--- Start Data for this exercise ---
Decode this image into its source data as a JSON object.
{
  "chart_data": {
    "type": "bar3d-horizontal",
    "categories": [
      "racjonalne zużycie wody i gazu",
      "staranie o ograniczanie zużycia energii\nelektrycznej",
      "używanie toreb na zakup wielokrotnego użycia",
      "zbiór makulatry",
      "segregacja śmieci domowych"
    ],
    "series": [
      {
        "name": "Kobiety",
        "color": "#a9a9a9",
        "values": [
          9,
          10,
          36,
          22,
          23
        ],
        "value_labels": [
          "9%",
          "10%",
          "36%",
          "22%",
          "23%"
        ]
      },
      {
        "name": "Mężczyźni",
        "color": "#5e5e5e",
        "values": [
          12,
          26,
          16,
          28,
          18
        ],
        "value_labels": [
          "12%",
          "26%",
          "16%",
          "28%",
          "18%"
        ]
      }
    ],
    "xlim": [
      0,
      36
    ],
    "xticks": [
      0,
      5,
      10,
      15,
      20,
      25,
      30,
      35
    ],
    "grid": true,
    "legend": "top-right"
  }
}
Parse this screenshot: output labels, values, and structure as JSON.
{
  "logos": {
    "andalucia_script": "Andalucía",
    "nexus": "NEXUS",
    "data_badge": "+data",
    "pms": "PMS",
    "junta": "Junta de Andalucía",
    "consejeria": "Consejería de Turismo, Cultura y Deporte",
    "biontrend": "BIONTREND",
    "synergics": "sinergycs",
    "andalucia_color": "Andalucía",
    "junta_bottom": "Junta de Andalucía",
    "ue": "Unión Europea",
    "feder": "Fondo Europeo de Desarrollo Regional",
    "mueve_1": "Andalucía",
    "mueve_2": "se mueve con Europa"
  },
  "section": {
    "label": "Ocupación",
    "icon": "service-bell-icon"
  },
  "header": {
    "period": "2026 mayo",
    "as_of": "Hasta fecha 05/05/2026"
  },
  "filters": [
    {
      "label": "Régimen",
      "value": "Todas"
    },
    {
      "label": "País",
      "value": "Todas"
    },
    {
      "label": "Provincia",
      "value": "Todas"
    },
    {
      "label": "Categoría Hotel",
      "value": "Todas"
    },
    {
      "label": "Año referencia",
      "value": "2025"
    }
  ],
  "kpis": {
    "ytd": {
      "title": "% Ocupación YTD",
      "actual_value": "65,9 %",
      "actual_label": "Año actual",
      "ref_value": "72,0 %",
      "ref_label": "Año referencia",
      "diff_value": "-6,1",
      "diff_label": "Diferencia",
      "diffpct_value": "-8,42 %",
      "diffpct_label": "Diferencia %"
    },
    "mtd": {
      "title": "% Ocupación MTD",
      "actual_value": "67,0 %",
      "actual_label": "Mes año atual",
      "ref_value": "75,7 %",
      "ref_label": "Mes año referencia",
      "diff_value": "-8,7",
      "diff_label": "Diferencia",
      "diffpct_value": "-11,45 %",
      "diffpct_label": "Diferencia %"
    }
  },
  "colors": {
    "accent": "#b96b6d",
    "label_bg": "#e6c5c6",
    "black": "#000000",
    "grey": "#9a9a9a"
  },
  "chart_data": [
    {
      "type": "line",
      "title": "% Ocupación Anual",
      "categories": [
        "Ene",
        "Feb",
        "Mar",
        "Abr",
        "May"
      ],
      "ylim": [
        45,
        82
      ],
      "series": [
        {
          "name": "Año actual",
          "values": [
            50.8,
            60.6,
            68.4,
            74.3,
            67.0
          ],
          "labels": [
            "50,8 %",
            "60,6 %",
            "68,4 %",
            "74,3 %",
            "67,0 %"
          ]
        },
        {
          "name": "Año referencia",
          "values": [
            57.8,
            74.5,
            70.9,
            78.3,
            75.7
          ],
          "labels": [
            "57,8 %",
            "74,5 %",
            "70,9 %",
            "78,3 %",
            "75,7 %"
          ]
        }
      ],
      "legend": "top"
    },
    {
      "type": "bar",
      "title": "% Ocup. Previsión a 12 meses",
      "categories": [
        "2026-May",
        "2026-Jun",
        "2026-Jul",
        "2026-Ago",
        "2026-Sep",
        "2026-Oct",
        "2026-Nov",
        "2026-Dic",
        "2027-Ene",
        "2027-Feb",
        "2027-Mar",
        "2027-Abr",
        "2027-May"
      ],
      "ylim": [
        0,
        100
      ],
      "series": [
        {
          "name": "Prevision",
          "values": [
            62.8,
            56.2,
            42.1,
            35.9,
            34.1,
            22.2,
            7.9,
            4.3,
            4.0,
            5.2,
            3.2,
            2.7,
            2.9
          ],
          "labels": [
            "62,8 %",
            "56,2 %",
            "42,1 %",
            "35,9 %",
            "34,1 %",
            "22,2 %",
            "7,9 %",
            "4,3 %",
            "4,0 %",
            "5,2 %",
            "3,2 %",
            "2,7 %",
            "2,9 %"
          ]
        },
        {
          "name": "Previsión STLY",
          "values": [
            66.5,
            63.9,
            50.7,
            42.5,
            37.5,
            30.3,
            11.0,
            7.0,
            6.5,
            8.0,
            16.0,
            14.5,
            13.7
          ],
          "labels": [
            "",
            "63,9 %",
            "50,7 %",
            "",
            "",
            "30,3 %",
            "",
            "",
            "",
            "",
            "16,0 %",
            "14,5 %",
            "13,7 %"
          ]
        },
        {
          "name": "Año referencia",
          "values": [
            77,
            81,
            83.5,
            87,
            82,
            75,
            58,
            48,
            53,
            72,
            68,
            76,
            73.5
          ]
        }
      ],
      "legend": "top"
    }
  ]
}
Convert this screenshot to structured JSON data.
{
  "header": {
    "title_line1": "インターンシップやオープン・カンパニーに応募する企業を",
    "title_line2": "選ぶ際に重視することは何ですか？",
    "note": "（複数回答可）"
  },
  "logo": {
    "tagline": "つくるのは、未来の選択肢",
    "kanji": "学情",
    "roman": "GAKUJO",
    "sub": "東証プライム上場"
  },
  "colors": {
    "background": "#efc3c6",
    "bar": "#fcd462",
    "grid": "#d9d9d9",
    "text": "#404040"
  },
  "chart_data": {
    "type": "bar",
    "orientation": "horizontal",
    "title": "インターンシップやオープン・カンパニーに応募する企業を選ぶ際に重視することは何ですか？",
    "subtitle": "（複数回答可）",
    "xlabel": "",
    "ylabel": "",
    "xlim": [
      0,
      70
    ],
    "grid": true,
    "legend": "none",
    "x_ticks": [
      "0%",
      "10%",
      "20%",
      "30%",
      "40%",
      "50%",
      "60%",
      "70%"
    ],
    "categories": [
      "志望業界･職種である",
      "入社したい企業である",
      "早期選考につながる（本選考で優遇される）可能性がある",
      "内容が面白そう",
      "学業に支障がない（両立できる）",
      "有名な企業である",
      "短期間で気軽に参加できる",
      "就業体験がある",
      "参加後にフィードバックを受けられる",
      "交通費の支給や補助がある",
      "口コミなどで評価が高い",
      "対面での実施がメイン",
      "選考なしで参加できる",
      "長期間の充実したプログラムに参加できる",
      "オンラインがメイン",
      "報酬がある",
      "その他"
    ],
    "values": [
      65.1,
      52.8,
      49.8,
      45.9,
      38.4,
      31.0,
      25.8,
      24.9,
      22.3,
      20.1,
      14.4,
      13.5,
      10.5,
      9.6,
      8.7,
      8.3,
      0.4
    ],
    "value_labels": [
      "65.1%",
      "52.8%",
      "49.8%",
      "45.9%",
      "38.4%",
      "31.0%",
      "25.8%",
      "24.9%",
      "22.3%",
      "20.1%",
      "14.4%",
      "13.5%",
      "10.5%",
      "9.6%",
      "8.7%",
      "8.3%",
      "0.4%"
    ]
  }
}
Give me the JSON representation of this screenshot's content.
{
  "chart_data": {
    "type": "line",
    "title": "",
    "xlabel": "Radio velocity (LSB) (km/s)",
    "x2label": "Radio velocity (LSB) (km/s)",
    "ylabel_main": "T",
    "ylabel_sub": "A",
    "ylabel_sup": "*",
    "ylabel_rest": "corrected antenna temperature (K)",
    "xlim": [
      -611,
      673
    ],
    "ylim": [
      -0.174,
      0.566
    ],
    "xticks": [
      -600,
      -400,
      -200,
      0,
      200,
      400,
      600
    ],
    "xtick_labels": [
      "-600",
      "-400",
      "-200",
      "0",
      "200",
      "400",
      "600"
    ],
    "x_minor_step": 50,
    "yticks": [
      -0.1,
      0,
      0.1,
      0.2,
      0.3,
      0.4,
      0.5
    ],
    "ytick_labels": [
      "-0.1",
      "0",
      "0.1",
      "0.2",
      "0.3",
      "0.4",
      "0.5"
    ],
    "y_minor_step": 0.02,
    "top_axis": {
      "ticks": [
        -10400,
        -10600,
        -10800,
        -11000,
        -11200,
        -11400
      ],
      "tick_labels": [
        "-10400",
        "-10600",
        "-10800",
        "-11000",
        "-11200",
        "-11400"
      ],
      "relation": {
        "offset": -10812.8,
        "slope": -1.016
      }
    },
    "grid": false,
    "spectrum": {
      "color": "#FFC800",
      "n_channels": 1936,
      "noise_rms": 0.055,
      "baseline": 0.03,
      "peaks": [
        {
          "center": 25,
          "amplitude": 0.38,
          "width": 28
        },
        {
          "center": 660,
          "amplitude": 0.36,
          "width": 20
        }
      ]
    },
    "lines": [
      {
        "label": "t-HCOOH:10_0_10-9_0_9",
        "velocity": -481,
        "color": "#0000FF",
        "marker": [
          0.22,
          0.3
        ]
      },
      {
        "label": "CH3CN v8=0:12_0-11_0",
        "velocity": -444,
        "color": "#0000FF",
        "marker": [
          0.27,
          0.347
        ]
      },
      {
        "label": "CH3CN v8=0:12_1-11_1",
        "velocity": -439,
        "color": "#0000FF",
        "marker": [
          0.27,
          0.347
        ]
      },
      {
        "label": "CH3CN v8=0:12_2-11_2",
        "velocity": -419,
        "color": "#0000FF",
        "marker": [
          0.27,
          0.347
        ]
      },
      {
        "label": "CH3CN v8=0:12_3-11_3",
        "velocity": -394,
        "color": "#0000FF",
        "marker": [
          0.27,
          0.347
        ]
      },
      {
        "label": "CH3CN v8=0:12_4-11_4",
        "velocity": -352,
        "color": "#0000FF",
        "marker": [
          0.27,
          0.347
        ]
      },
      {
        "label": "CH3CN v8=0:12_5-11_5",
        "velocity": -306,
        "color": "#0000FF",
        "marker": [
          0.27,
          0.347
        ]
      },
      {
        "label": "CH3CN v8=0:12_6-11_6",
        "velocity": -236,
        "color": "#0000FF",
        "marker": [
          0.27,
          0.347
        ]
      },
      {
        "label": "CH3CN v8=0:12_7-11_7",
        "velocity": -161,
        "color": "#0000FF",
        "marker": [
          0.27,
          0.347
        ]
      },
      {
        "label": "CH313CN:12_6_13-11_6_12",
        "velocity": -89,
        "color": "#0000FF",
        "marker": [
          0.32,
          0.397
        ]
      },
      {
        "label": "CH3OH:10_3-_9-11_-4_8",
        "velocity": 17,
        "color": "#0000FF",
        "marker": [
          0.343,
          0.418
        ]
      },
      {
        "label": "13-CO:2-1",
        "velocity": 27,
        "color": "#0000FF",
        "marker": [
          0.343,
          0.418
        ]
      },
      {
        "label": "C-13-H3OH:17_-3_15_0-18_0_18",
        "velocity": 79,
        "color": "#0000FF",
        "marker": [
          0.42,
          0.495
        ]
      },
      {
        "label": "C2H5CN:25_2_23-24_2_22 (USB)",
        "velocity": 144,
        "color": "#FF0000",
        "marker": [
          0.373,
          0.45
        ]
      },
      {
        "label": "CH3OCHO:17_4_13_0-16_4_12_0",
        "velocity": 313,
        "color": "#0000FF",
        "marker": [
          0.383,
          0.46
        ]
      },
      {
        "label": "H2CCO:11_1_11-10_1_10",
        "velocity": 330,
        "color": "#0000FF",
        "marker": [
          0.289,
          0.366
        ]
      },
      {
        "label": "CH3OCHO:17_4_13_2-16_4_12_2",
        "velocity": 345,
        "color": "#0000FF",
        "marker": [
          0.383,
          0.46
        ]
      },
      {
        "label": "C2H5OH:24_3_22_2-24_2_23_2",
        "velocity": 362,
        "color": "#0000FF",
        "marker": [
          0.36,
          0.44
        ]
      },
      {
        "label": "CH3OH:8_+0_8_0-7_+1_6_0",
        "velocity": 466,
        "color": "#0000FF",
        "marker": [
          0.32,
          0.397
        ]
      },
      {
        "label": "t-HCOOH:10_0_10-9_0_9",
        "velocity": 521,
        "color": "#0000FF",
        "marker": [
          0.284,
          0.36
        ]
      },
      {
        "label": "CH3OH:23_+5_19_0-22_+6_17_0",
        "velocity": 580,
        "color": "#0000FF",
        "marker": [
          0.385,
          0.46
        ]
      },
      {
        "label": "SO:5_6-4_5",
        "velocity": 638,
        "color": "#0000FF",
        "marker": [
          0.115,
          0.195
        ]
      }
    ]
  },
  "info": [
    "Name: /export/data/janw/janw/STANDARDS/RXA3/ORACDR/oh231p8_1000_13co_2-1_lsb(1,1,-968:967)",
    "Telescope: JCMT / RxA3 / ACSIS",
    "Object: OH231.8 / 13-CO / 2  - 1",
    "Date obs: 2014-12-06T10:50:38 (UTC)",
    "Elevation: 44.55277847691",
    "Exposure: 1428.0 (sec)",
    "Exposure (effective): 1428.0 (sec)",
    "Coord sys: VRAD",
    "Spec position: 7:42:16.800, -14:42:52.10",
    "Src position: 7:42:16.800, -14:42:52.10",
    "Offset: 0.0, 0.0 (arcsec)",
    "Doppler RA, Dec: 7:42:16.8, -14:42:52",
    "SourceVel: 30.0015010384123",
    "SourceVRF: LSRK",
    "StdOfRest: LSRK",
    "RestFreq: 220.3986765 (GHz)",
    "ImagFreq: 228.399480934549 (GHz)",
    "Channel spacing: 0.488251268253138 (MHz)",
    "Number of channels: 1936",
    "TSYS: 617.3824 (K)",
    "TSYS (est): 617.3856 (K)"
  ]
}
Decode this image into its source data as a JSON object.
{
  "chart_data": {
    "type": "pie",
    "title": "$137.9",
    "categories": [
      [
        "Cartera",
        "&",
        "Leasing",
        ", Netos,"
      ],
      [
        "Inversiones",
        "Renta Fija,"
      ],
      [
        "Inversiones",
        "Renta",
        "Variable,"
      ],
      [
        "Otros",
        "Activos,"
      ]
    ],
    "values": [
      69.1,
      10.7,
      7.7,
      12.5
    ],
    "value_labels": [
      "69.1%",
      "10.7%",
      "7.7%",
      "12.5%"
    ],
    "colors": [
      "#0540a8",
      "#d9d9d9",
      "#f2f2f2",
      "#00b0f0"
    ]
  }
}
--- End Data for this exercise ---
**Instructions to follow**
Write down every line of the data above that includes the string "Ocupación".

**Problem solution**
    "label": "Ocupación",
      "title": "% Ocupación YTD",
      "title": "% Ocupación MTD",
      "title": "% Ocupación Anual",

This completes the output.